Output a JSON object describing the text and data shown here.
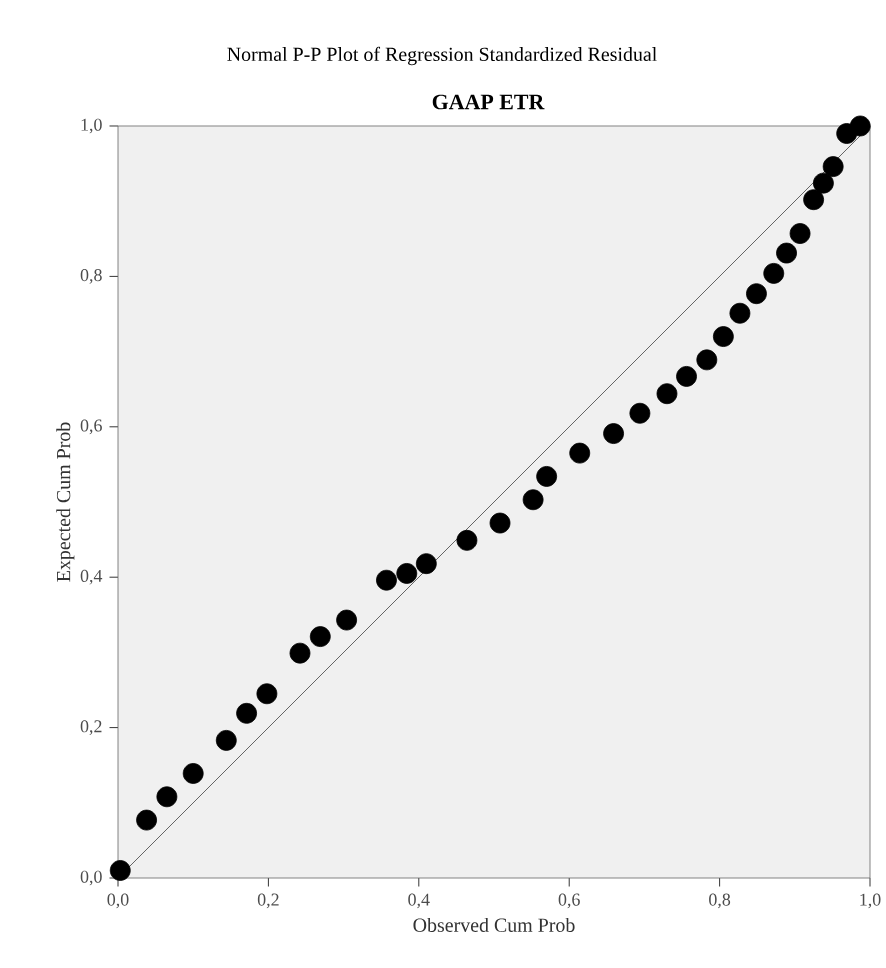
{
  "chart_data": {
    "type": "scatter",
    "title": "Normal P-P Plot of Regression Standardized Residual",
    "subtitle": "GAAP ETR",
    "xlabel": "Observed Cum Prob",
    "ylabel": "Expected Cum Prob",
    "xlim": [
      0,
      1
    ],
    "ylim": [
      0,
      1
    ],
    "xticks": [
      {
        "value": 0,
        "label": "0,0"
      },
      {
        "value": 0.2,
        "label": "0,2"
      },
      {
        "value": 0.4,
        "label": "0,4"
      },
      {
        "value": 0.6,
        "label": "0,6"
      },
      {
        "value": 0.8,
        "label": "0,8"
      },
      {
        "value": 1,
        "label": "1,0"
      }
    ],
    "yticks": [
      {
        "value": 0,
        "label": "0,0"
      },
      {
        "value": 0.2,
        "label": "0,2"
      },
      {
        "value": 0.4,
        "label": "0,4"
      },
      {
        "value": 0.6,
        "label": "0,6"
      },
      {
        "value": 0.8,
        "label": "0,8"
      },
      {
        "value": 1,
        "label": "1,0"
      }
    ],
    "grid": false,
    "series": [
      {
        "color": "#000000",
        "marker": "circle",
        "x": [
          0.003,
          0.038,
          0.065,
          0.1,
          0.144,
          0.171,
          0.198,
          0.242,
          0.269,
          0.304,
          0.357,
          0.384,
          0.41,
          0.464,
          0.508,
          0.552,
          0.57,
          0.614,
          0.659,
          0.694,
          0.73,
          0.756,
          0.783,
          0.805,
          0.827,
          0.849,
          0.872,
          0.889,
          0.907,
          0.925,
          0.938,
          0.951,
          0.969,
          0.987
        ],
        "values": [
          0.01,
          0.077,
          0.108,
          0.139,
          0.183,
          0.219,
          0.245,
          0.299,
          0.321,
          0.343,
          0.396,
          0.405,
          0.418,
          0.449,
          0.472,
          0.503,
          0.534,
          0.565,
          0.591,
          0.618,
          0.644,
          0.667,
          0.689,
          0.72,
          0.751,
          0.777,
          0.804,
          0.831,
          0.857,
          0.902,
          0.924,
          0.946,
          0.99,
          1.0
        ]
      },
      {
        "type": "line",
        "marker": "none",
        "color": "#404040",
        "x": [
          0,
          1
        ],
        "values": [
          0,
          1
        ]
      }
    ]
  }
}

——————

### WHAT YOU WILL DO:
Work out the number of lines above that include the string "Prob" and write only that number.

### CORRECT OUTPUT:
2